▶ [Data records]:

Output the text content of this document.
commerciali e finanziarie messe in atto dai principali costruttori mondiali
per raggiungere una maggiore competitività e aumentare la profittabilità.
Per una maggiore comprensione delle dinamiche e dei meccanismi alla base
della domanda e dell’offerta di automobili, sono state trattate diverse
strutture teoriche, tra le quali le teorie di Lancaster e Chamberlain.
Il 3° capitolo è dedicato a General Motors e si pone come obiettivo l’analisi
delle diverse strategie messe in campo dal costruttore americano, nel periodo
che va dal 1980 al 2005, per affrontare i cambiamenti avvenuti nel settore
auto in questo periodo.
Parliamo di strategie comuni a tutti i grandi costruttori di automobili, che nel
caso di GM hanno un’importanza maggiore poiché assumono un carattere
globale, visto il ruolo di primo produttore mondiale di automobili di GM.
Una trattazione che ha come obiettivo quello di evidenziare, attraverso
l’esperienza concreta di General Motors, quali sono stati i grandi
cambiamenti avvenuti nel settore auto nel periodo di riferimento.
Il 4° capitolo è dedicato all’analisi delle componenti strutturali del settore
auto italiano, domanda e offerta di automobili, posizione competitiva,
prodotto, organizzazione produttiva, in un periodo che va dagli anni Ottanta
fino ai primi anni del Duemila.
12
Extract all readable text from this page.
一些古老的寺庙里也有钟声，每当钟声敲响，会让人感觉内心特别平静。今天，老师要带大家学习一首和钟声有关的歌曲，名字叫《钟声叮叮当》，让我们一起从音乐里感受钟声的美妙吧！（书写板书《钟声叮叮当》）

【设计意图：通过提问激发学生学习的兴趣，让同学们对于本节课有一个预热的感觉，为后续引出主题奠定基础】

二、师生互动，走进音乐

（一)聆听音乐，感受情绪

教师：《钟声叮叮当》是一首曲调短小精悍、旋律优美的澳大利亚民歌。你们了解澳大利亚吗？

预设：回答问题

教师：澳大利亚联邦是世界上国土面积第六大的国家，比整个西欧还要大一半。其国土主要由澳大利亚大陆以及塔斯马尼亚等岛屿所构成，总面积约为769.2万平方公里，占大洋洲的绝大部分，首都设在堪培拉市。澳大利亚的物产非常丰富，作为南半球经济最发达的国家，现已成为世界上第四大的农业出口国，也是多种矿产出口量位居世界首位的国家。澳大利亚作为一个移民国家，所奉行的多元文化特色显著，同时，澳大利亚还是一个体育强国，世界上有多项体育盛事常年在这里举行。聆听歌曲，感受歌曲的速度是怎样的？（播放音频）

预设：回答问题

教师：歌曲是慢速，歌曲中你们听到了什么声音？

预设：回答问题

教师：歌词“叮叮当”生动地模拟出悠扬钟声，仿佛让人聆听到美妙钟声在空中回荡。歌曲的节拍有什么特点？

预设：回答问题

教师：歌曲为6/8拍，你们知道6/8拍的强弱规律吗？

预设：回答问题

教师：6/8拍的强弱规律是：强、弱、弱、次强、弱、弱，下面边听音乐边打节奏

▶ [Exercise description]: Consider the entries above and return each line with the string "dedicato".

▶ [Solution to the problem]:
Il 3° capitolo è dedicato a General Motors e si pone come obiettivo l’analisi
Il 4° capitolo è dedicato all’analisi delle componenti strutturali del settore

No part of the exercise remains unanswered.